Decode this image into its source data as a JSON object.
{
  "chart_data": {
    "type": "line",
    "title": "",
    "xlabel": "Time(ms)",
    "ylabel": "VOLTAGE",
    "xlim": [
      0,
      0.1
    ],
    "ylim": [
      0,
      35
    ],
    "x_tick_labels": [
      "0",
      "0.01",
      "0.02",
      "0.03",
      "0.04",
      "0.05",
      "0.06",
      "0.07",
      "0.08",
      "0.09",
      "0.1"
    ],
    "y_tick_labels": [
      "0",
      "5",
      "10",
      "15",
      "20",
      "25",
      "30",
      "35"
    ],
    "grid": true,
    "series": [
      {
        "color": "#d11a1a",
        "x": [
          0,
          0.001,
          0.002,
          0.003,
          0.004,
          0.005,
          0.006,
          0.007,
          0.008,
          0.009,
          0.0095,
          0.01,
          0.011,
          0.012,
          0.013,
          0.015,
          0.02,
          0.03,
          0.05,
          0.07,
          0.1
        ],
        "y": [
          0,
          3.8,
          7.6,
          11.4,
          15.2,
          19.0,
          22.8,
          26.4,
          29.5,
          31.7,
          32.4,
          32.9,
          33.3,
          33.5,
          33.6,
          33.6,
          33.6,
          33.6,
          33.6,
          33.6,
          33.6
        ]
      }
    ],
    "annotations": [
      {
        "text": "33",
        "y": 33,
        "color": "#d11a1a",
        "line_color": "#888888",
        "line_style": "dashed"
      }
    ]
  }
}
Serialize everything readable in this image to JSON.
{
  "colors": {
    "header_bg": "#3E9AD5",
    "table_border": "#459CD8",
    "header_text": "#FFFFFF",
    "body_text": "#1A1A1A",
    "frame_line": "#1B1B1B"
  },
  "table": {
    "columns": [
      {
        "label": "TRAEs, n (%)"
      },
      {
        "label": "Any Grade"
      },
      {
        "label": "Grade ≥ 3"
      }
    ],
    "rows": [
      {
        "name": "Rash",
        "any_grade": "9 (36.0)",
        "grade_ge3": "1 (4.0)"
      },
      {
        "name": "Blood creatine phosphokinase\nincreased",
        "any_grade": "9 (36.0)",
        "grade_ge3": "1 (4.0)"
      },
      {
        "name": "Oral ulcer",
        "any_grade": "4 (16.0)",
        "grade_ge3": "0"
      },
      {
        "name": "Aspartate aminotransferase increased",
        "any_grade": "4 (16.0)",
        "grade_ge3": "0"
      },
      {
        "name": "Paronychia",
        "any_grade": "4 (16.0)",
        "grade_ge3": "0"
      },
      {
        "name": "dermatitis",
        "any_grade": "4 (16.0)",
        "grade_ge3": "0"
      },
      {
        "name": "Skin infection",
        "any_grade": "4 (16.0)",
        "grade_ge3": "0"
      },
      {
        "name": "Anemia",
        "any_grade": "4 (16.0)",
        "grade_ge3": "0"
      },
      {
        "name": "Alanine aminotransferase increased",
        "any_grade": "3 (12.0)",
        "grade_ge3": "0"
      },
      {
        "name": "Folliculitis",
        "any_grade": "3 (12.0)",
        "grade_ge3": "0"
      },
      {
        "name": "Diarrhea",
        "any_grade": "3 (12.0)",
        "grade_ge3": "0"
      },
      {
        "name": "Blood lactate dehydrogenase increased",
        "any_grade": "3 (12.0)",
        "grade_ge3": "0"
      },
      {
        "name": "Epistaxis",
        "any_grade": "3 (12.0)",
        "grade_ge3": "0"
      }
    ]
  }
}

What is required:
Where a line contains "Blood", copy that line.

Reply to the task:
        "name": "Blood creatine phosphokinase\nincreased",
        "name": "Blood lactate dehydrogenase increased",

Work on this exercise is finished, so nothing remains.